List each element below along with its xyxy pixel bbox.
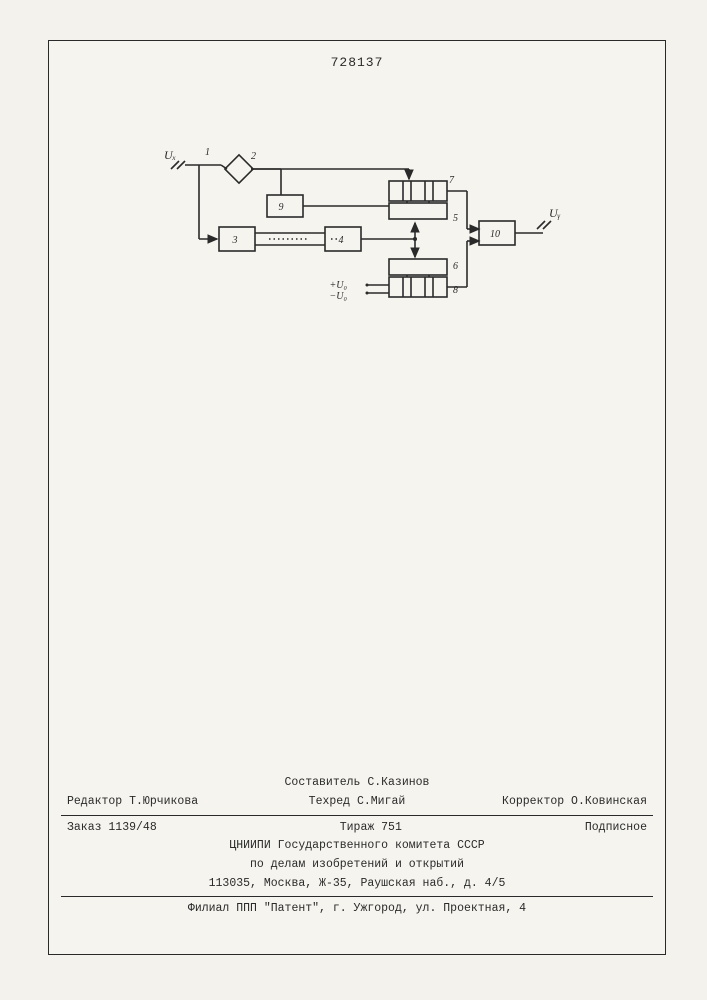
committee-line-1: ЦНИИПИ Государственного комитета СССР (49, 838, 665, 855)
block-5: 5 (389, 203, 458, 224)
divider-2 (61, 896, 653, 897)
compiler: Составитель С.Казинов (260, 775, 453, 792)
techred: Техред С.Мигай (260, 794, 453, 811)
block-2: 2 (225, 151, 256, 183)
output-label: Uᵧ (549, 206, 561, 220)
block-3: 3 (219, 227, 255, 251)
svg-text:5: 5 (453, 213, 458, 224)
block-1-label: 1 (205, 147, 210, 158)
svg-text:3: 3 (232, 235, 238, 246)
circulation: Тираж 751 (340, 820, 402, 837)
corrector: Корректор О.Ковинская (454, 794, 647, 811)
block-10: 10 (479, 221, 515, 245)
block-7: 7 (389, 175, 455, 201)
page-frame: 728137 Uₓ 1 2 (48, 40, 666, 955)
branch-line: Филиал ППП "Патент", г. Ужгород, ул. Про… (49, 901, 665, 918)
order-row: Заказ 1139/48 Тираж 751 Подписное (49, 820, 665, 837)
svg-text:6: 6 (453, 261, 458, 272)
committee-address: 113035, Москва, Ж-35, Раушская наб., д. … (49, 876, 665, 893)
footer-block: . Составитель С.Казинов . Редактор Т.Юрч… (49, 775, 665, 918)
order-number: Заказ 1139/48 (67, 820, 157, 837)
input-label: Uₓ (164, 148, 176, 162)
v0-minus-label: −U₀ (330, 291, 348, 302)
v0-plus-label: +U₀ (330, 280, 348, 291)
credits-row-2: Редактор Т.Юрчикова Техред С.Мигай Корре… (49, 794, 665, 811)
document-number: 728137 (331, 55, 384, 70)
block-6: 6 (389, 259, 458, 275)
block-9: 9 (267, 195, 303, 217)
divider-1 (61, 815, 653, 816)
block-diagram: Uₓ 1 2 (159, 141, 569, 371)
diagram-group: Uₓ 1 2 (164, 147, 561, 302)
committee-line-2: по делам изобретений и открытий (49, 857, 665, 874)
block-4: 4 (325, 227, 361, 251)
subscription: Подписное (585, 820, 647, 837)
svg-text:9: 9 (279, 202, 284, 213)
svg-text:4: 4 (339, 235, 344, 246)
svg-text:7: 7 (449, 175, 455, 186)
credits-row-1: . Составитель С.Казинов . (49, 775, 665, 792)
svg-text:2: 2 (251, 151, 256, 162)
svg-text:10: 10 (490, 229, 500, 240)
editor: Редактор Т.Юрчикова (67, 794, 260, 811)
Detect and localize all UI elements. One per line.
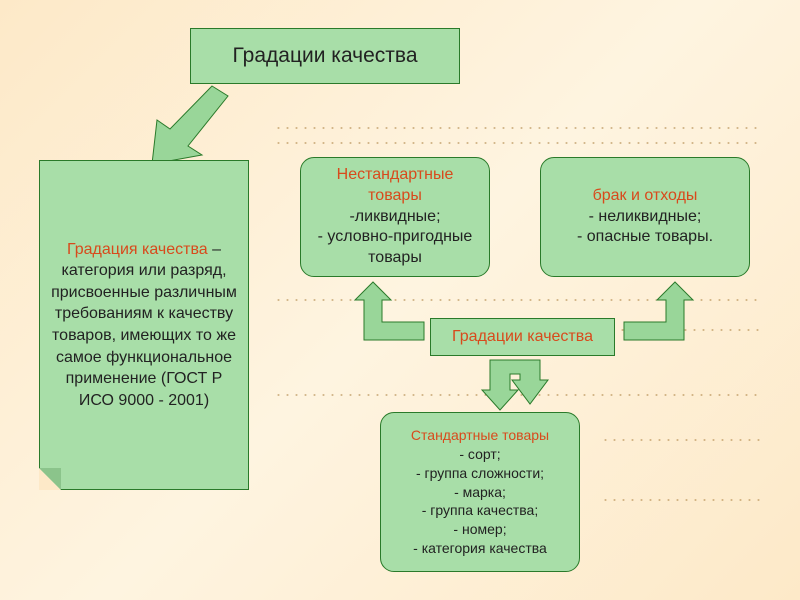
standard-item: - категория качества <box>413 539 547 558</box>
reject-item: - неликвидные; <box>589 207 702 228</box>
fold-corner <box>39 468 61 490</box>
standard-item: - группа сложности; <box>416 464 544 483</box>
arrow-center-to-std <box>482 360 548 410</box>
reject-box: брак и отходы - неликвидные; - опасные т… <box>540 157 750 277</box>
nonstandard-item: -ликвидные; <box>349 207 440 228</box>
definition-text: Градация качества – категория или разряд… <box>48 239 240 412</box>
standard-item: - марка; <box>454 483 506 502</box>
reject-item: - опасные товары. <box>577 227 713 248</box>
standard-head: Стандартные товары <box>411 426 549 445</box>
nonstandard-item: - условно-пригодные товары <box>309 227 481 269</box>
definition-body: – категория или разряд, присвоенные разл… <box>51 241 237 409</box>
standard-box: Стандартные товары - сорт; - группа слож… <box>380 412 580 572</box>
center-text: Градации качества <box>452 328 593 346</box>
standard-item: - номер; <box>453 520 506 539</box>
title-box: Градации качества <box>190 28 460 84</box>
nonstandard-box: Нестандартные товары -ликвидные; - услов… <box>300 157 490 277</box>
title-text: Градации качества <box>232 44 417 68</box>
definition-box: Градация качества – категория или разряд… <box>39 160 249 490</box>
standard-item: - сорт; <box>459 445 500 464</box>
arrow-center-to-nonstd <box>355 282 424 340</box>
center-box: Градации качества <box>430 318 615 356</box>
nonstandard-head: Нестандартные товары <box>309 165 481 207</box>
arrow-center-to-reject <box>624 282 693 340</box>
definition-head: Градация качества <box>67 241 208 258</box>
reject-head: брак и отходы <box>593 186 698 207</box>
standard-item: - группа качества; <box>422 501 538 520</box>
arrow-title-to-def <box>152 86 228 164</box>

Exercise directions>
Replace "Техред" with "Технический редактор" everywhere from the line containing "committee-line-1: ЦНИИПИ Государственного" down to the line containing "order-row: Заказ 1139/48" in the listing, and write out those lines with nothing else changed.

Reply to the exercise>
committee-line-1: ЦНИИПИ Государственного комитета СССР (49, 838, 665, 855)
block-5: 5 (389, 203, 458, 224)
divider-2 (61, 896, 653, 897)
compiler: Составитель С.Казинов (260, 775, 453, 792)
techred: Технический редактор С.Мигай (260, 794, 453, 811)
block-2: 2 (225, 151, 256, 183)
output-label: Uᵧ (549, 206, 561, 220)
block-3: 3 (219, 227, 255, 251)
svg-text:5: 5 (453, 213, 458, 224)
block-1-label: 1 (205, 147, 210, 158)
svg-text:3: 3 (232, 235, 238, 246)
circulation: Тираж 751 (340, 820, 402, 837)
corrector: Корректор О.Ковинская (454, 794, 647, 811)
block-10: 10 (479, 221, 515, 245)
block-7: 7 (389, 175, 455, 201)
page-frame: 728137 Uₓ 1 2 (48, 40, 666, 955)
branch-line: Филиал ППП "Патент", г. Ужгород, ул. Про… (49, 901, 665, 918)
order-row: Заказ 1139/48 Тираж 751 Подписное (49, 820, 665, 837)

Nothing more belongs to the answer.